◆ Short exercise
Copy all lines of the listing that include the string "object".
# Dataset records start
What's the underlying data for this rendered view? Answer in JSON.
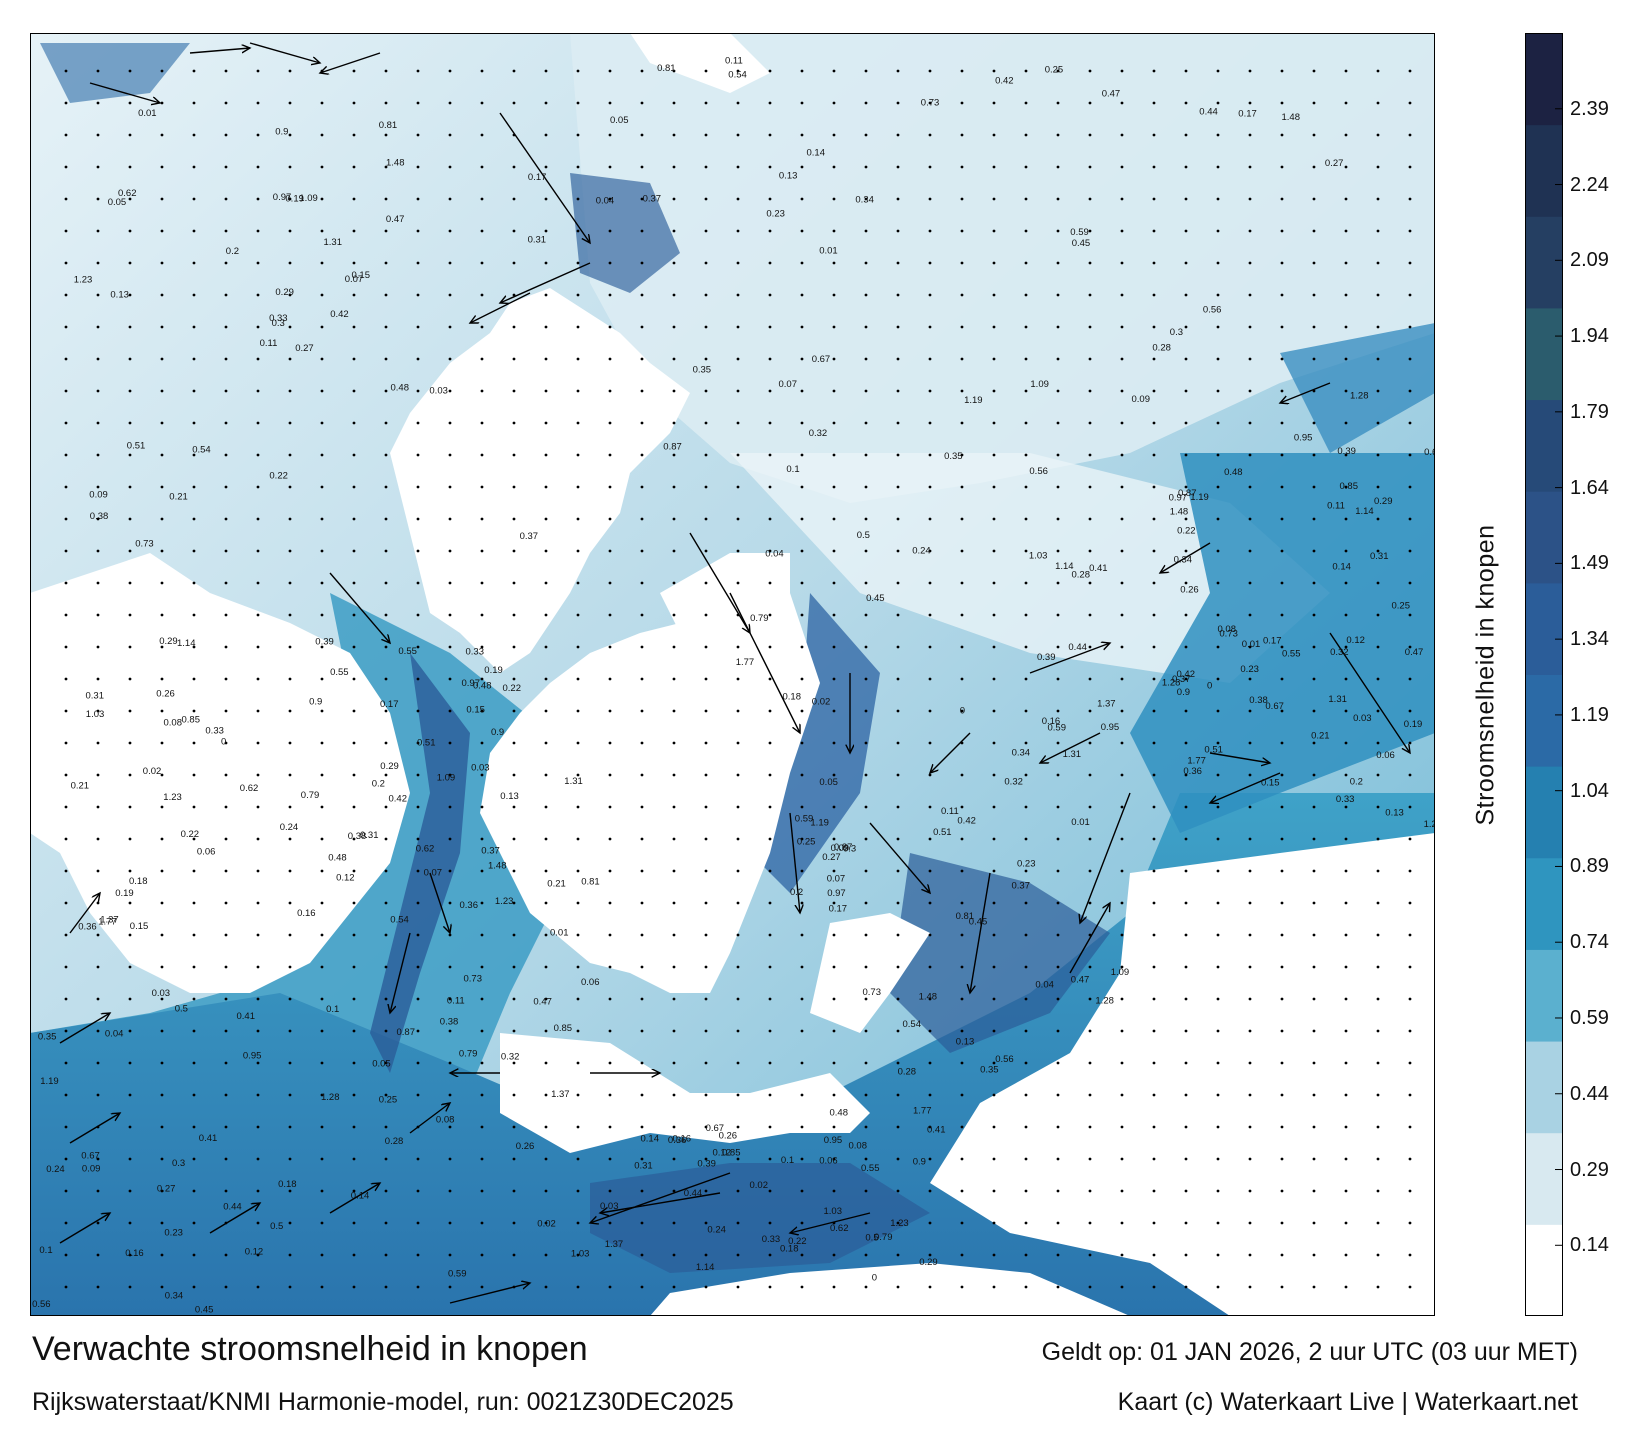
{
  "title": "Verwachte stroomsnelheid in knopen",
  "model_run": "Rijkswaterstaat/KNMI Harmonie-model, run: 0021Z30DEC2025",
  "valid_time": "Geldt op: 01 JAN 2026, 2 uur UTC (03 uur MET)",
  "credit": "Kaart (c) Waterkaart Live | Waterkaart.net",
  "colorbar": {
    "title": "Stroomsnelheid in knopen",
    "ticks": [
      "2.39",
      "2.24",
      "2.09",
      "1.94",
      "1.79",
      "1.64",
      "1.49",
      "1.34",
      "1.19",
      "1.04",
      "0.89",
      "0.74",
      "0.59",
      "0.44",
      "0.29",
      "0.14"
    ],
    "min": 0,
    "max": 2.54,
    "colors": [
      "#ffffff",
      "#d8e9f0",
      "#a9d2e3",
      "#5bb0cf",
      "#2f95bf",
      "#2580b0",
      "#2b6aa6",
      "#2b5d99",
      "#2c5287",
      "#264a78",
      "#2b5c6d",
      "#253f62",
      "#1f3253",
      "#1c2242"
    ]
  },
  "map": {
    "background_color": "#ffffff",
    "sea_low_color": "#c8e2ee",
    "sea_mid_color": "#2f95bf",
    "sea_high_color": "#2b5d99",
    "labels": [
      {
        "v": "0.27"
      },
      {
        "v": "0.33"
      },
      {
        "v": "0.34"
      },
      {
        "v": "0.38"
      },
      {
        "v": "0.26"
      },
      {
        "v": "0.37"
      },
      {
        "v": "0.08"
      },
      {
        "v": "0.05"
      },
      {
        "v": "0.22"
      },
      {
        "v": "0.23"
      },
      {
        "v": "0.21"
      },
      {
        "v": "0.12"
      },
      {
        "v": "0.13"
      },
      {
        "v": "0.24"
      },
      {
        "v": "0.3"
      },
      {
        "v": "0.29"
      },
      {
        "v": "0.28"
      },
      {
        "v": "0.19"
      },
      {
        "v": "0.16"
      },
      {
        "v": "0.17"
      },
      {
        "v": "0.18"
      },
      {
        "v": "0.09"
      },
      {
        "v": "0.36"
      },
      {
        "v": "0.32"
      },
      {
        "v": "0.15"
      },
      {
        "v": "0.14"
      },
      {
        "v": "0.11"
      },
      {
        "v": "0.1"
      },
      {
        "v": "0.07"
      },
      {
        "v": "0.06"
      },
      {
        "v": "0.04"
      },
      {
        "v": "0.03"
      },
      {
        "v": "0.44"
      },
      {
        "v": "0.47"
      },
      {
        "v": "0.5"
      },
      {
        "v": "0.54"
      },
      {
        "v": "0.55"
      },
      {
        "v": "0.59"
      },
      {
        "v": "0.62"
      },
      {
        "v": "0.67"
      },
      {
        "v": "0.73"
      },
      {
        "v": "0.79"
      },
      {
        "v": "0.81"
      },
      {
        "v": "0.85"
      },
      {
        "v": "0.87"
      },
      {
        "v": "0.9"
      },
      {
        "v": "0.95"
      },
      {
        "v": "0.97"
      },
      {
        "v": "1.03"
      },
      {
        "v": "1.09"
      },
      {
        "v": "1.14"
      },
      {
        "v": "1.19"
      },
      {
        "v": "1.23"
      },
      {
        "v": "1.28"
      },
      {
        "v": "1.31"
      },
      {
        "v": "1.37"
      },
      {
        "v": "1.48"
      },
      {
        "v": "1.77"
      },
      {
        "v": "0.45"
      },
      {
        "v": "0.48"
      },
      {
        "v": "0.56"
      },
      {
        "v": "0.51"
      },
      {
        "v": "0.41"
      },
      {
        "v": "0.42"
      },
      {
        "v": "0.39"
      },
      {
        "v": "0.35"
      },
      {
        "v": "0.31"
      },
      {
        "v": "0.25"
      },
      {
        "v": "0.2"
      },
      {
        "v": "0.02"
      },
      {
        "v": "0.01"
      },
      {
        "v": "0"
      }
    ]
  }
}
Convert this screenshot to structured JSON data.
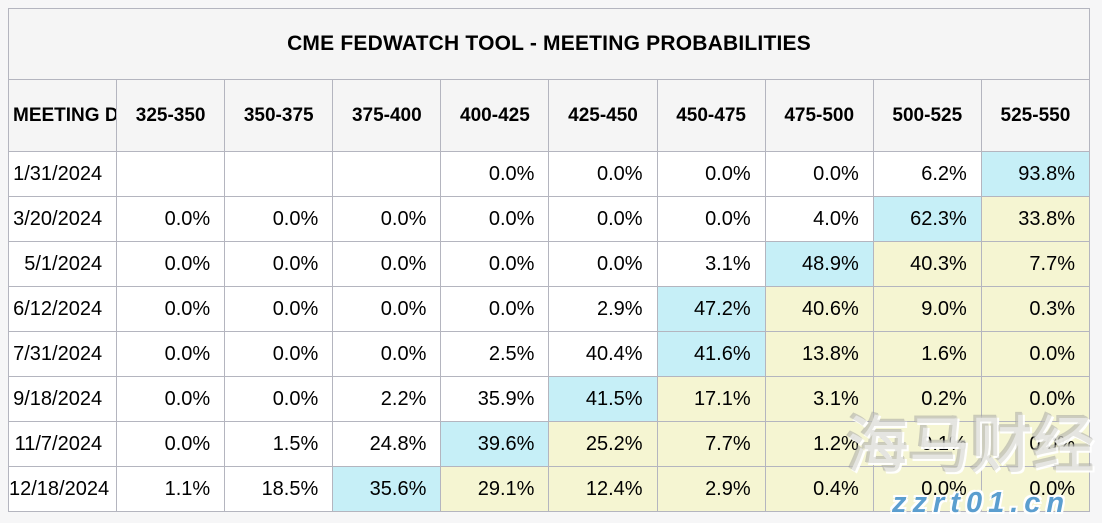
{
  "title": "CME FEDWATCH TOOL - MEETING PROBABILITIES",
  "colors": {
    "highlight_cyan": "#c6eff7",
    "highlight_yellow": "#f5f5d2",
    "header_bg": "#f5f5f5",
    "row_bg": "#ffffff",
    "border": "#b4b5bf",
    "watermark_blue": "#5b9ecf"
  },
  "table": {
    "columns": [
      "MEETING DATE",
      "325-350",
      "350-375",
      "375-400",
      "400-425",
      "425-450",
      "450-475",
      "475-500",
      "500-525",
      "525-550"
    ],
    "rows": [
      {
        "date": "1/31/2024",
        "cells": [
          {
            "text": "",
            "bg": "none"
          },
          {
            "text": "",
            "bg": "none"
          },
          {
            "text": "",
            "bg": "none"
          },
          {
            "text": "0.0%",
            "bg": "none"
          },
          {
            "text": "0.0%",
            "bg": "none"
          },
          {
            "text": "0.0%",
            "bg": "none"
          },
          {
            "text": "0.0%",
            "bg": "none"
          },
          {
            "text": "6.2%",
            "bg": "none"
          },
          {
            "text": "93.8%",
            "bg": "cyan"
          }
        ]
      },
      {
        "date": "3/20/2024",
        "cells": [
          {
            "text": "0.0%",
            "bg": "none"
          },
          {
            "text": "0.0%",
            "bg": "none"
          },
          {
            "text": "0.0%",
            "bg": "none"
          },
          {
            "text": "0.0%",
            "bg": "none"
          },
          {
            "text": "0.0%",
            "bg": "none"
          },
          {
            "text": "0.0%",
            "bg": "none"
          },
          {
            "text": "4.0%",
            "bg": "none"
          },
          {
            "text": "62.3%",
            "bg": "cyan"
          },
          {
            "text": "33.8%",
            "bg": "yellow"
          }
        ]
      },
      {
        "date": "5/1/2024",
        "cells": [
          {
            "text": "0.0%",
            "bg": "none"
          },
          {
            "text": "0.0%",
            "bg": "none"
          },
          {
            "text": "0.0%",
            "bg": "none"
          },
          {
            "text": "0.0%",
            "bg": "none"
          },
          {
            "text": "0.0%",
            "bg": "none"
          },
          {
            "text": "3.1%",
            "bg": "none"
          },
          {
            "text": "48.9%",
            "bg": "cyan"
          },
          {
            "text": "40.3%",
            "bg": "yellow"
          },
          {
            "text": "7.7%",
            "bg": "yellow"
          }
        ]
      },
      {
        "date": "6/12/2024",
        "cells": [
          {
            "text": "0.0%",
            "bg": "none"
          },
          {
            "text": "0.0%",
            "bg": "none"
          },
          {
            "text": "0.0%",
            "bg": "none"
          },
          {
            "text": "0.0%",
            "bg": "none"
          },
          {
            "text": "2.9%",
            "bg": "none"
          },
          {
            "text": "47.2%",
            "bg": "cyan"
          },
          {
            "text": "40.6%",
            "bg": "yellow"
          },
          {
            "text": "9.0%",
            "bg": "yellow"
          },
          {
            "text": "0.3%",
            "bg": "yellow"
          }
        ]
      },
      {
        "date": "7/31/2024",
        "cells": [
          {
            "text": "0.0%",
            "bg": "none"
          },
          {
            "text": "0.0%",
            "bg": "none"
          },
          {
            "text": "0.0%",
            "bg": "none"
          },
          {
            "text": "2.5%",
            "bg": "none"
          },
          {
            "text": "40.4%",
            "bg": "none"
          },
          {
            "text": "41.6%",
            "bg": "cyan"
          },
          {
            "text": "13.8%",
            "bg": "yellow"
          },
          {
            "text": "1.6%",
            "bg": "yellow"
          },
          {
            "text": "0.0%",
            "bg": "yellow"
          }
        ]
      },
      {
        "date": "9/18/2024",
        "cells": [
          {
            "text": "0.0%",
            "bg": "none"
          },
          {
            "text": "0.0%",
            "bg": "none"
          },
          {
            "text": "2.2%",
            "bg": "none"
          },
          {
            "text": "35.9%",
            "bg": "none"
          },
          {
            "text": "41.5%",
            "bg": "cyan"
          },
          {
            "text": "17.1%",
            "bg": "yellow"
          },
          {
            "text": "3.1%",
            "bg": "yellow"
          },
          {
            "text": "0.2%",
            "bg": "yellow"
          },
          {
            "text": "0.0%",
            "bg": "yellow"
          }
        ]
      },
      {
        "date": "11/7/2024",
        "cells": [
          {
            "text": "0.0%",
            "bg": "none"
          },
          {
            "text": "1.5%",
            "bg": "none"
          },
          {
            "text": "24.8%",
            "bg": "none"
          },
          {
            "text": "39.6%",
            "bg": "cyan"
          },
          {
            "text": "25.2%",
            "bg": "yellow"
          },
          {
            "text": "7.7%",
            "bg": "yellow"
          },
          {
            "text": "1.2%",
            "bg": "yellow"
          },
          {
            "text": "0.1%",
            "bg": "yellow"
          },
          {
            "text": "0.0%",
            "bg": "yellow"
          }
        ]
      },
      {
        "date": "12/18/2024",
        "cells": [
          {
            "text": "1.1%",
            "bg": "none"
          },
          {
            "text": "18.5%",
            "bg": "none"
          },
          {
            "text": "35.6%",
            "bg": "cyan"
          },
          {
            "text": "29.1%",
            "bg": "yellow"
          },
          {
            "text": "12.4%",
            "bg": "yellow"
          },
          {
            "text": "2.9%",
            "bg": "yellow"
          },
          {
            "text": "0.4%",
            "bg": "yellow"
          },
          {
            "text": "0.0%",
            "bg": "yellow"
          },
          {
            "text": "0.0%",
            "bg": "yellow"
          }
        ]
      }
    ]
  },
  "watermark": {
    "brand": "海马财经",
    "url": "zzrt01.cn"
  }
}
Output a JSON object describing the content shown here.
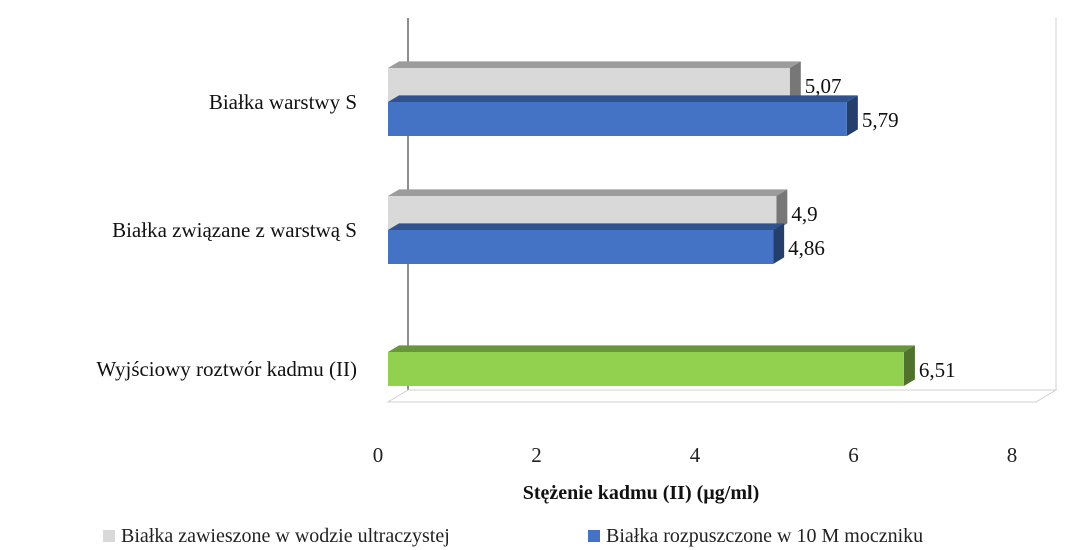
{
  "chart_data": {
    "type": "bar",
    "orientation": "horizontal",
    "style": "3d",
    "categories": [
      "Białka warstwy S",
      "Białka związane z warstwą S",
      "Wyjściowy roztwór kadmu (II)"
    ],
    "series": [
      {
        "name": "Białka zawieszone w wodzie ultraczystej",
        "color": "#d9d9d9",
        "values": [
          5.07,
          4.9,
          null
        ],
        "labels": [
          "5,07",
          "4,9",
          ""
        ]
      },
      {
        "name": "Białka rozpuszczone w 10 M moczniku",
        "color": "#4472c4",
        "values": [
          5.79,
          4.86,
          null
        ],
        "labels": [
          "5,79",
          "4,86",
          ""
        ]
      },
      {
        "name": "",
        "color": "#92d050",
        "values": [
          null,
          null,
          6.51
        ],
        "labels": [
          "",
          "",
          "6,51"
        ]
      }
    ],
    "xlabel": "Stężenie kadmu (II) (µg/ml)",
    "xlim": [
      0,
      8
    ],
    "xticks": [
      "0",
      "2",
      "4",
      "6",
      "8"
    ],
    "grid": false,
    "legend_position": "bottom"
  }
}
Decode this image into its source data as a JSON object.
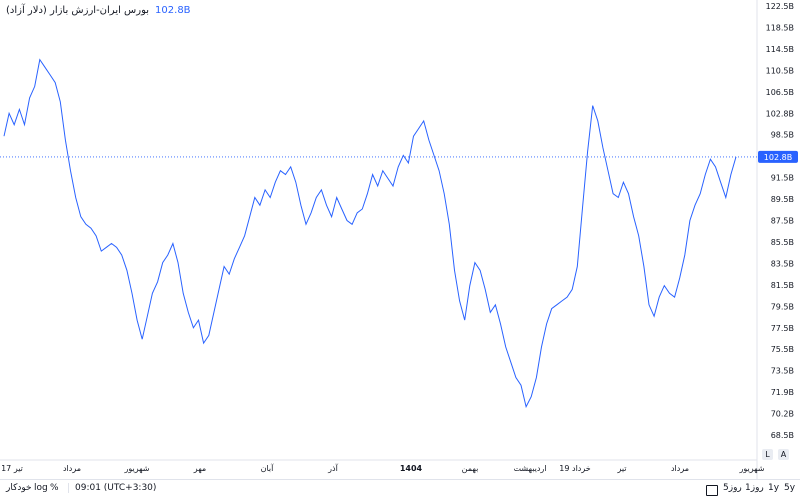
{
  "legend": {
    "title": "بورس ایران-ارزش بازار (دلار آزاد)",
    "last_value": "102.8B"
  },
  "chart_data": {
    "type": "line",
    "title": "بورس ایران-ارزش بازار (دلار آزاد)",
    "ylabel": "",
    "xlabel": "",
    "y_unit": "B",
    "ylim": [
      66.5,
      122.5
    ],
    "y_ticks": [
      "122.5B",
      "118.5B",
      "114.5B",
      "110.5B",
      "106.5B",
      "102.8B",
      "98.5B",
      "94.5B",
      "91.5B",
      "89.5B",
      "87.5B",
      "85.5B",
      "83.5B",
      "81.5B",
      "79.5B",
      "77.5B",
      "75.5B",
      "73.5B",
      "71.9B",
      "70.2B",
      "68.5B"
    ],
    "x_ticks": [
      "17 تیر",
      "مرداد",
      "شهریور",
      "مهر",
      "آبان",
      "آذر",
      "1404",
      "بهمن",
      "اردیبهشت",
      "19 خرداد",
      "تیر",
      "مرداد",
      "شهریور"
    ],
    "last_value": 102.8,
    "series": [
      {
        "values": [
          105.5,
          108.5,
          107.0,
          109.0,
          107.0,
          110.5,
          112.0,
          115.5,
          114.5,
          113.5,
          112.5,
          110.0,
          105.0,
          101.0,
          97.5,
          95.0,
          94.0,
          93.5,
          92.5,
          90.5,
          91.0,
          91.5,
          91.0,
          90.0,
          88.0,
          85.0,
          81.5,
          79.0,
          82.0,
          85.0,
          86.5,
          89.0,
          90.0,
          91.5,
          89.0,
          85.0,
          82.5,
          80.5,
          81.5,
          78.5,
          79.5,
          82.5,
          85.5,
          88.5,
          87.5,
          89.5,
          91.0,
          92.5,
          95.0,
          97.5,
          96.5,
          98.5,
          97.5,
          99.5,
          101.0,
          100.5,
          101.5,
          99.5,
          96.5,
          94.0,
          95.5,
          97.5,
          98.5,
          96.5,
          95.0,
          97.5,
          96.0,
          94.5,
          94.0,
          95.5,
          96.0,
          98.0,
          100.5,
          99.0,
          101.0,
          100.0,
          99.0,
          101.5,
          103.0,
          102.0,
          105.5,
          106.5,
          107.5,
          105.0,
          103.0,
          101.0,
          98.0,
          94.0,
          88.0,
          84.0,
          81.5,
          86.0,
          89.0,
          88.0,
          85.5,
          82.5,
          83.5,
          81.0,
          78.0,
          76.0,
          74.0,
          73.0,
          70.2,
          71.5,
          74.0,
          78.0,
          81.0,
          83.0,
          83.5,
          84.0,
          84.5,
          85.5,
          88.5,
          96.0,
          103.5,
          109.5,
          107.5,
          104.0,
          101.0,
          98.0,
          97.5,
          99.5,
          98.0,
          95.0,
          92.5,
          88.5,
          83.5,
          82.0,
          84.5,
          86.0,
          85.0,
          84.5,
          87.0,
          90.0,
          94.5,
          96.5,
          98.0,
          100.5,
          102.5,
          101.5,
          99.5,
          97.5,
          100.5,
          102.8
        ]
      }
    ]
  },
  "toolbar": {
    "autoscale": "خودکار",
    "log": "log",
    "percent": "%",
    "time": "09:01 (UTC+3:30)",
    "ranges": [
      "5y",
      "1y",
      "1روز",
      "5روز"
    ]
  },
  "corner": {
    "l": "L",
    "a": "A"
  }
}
# Dataset records end
◆ Exercise output
Output a JSON object describing the content shown here.
Decode this image into its source data as a JSON object.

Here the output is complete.